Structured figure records
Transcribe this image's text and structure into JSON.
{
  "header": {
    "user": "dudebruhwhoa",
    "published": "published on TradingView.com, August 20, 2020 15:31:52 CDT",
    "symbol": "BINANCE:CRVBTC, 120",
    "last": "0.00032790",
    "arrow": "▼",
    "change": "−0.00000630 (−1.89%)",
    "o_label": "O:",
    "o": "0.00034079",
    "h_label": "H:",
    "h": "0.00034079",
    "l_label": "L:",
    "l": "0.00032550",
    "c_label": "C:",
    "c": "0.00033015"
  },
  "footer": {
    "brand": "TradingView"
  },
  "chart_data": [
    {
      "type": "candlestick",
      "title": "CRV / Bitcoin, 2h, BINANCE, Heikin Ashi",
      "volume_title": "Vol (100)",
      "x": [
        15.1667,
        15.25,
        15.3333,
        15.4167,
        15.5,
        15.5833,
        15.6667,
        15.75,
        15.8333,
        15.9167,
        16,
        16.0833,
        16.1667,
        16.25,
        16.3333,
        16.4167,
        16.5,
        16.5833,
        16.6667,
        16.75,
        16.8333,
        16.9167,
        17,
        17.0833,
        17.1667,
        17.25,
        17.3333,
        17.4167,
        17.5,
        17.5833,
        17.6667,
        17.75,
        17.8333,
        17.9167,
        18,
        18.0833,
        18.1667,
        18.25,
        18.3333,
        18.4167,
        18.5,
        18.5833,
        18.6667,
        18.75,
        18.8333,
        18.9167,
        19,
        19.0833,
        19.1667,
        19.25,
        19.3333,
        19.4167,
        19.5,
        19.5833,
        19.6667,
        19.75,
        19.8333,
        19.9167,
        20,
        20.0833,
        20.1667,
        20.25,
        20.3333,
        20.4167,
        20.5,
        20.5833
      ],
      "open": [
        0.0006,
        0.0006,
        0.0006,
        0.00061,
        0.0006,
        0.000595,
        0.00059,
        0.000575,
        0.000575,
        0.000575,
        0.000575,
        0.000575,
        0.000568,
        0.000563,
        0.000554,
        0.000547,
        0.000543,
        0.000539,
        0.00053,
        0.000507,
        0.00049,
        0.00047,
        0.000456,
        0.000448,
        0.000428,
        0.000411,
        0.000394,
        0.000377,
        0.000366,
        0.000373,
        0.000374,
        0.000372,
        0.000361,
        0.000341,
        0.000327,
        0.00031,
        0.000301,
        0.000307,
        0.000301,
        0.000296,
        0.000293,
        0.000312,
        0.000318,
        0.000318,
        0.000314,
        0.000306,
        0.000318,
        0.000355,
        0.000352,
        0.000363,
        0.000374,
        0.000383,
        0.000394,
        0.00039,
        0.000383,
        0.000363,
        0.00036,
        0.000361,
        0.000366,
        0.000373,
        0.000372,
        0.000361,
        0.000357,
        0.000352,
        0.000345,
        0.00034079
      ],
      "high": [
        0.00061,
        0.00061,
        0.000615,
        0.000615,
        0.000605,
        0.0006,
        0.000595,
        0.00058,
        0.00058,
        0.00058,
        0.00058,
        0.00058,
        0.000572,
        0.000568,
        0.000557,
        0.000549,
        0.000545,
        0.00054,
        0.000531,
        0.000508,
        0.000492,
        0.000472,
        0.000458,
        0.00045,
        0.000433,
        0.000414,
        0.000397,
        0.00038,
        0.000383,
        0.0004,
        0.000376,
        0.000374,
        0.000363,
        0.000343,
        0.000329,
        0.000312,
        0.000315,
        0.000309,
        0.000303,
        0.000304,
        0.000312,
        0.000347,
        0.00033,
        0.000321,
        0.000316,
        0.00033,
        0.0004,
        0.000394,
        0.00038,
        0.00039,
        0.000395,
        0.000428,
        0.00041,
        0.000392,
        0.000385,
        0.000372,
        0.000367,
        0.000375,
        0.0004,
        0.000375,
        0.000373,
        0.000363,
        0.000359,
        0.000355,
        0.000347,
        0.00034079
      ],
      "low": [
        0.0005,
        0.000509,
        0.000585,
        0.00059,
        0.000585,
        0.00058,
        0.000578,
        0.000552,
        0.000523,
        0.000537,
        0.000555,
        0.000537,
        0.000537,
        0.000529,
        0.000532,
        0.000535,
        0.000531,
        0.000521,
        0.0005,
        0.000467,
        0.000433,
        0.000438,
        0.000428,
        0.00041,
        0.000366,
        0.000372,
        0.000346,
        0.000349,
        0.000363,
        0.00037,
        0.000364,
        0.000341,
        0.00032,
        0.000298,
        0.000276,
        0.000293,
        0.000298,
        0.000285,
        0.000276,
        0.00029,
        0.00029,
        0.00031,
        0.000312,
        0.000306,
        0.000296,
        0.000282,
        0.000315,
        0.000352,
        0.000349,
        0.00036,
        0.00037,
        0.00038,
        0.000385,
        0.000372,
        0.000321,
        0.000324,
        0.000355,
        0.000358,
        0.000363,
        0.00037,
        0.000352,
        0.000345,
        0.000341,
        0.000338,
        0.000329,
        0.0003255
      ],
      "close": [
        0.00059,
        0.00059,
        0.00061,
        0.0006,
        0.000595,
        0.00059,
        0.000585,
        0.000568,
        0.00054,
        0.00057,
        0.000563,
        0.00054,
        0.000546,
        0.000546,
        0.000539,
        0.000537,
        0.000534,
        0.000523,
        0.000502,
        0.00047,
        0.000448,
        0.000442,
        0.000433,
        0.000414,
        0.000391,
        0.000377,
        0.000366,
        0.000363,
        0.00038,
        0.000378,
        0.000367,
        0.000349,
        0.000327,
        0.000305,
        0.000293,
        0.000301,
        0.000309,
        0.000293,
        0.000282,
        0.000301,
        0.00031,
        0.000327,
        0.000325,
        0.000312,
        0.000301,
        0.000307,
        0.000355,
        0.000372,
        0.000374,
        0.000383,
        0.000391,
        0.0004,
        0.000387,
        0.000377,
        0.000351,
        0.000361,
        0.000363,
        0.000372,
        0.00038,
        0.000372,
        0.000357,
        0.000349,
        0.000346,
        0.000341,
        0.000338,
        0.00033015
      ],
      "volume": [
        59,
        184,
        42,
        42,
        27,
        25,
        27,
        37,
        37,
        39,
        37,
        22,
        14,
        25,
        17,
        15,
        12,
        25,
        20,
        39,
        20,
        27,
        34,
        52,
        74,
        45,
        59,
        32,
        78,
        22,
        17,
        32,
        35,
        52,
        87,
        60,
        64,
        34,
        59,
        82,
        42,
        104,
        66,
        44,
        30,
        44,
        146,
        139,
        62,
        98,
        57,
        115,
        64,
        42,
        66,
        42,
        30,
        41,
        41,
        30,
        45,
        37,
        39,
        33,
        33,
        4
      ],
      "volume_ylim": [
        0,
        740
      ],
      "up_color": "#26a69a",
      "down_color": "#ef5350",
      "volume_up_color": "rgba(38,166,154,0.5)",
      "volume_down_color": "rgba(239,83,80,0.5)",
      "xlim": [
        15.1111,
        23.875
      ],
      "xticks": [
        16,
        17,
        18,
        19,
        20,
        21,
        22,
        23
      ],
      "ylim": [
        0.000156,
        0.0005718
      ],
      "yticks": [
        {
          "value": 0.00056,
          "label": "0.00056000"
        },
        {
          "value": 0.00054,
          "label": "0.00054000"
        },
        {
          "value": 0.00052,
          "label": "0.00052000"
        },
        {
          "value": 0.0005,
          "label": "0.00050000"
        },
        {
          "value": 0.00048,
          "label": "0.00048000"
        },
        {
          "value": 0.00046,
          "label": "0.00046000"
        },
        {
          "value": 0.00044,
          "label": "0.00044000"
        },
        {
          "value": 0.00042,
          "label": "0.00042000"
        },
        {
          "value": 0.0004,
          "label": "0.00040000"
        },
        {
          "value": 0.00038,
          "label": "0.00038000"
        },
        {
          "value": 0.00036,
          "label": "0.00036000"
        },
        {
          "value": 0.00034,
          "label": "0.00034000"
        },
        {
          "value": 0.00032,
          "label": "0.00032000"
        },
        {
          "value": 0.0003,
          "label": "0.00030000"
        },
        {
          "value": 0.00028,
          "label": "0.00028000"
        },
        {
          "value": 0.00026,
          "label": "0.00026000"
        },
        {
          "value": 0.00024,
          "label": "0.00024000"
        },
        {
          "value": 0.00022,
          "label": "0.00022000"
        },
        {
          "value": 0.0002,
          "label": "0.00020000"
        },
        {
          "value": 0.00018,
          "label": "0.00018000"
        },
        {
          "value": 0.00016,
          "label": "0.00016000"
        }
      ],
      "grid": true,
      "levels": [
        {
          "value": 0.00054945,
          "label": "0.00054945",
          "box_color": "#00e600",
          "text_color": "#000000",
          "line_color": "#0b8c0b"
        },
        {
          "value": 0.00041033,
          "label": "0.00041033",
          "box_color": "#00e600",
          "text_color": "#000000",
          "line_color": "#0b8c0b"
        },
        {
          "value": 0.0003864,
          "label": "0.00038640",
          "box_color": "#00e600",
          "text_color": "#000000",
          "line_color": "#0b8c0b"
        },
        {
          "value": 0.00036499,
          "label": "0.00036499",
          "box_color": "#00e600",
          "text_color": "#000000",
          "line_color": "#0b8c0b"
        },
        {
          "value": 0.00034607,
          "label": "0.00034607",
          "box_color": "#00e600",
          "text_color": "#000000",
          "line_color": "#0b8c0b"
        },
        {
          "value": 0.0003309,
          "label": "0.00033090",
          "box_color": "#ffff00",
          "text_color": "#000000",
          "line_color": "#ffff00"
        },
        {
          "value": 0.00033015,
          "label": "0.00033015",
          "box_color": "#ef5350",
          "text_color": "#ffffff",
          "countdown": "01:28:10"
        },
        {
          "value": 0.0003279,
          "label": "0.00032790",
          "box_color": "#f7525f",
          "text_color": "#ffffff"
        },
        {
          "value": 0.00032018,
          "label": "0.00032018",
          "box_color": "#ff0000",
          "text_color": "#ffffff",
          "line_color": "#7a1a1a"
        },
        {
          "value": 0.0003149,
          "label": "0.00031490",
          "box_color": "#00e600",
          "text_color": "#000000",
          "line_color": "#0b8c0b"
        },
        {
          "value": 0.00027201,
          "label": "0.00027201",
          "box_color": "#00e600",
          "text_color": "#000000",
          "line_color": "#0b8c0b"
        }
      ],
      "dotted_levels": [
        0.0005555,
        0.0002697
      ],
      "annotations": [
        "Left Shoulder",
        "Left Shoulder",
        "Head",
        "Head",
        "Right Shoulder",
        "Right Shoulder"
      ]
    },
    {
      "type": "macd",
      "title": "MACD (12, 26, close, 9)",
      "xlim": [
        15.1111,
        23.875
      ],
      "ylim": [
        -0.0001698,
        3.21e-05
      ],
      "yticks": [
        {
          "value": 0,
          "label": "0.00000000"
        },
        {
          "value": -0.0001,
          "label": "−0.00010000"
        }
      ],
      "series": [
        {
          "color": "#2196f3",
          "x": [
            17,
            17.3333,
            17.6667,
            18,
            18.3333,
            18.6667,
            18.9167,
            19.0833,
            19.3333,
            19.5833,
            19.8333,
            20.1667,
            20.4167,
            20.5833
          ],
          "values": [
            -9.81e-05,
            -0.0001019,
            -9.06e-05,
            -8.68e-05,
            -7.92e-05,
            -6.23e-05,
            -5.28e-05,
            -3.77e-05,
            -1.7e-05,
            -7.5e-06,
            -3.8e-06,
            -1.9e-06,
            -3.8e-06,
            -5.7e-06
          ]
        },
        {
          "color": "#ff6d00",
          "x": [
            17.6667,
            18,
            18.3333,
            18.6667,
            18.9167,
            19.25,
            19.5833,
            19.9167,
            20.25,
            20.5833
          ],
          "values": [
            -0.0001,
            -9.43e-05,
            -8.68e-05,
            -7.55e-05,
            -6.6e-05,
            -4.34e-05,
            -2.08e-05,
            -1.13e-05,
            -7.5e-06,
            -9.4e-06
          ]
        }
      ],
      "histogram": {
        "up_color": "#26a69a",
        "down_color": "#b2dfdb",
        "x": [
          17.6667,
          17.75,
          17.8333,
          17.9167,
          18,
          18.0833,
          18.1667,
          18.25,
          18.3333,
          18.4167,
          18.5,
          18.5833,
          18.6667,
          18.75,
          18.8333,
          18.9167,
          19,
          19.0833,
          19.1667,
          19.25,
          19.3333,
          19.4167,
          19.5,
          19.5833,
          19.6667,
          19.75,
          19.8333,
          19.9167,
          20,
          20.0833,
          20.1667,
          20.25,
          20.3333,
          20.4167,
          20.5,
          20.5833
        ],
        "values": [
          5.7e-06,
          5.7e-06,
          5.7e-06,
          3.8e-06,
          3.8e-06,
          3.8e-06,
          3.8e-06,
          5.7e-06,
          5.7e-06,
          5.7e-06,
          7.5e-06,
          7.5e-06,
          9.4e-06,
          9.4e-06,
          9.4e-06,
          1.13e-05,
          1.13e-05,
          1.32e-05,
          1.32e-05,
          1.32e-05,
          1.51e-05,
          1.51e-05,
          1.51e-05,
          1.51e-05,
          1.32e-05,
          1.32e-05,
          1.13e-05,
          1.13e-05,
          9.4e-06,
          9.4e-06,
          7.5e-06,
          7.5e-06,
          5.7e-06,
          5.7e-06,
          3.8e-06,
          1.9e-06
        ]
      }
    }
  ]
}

## [Task details]
Where a line above holds the string "BINANCE", show that line.

## [Output for this task]
    "symbol": "BINANCE:CRVBTC, 120",
      "title": "CRV / Bitcoin, 2h, BINANCE, Heikin Ashi",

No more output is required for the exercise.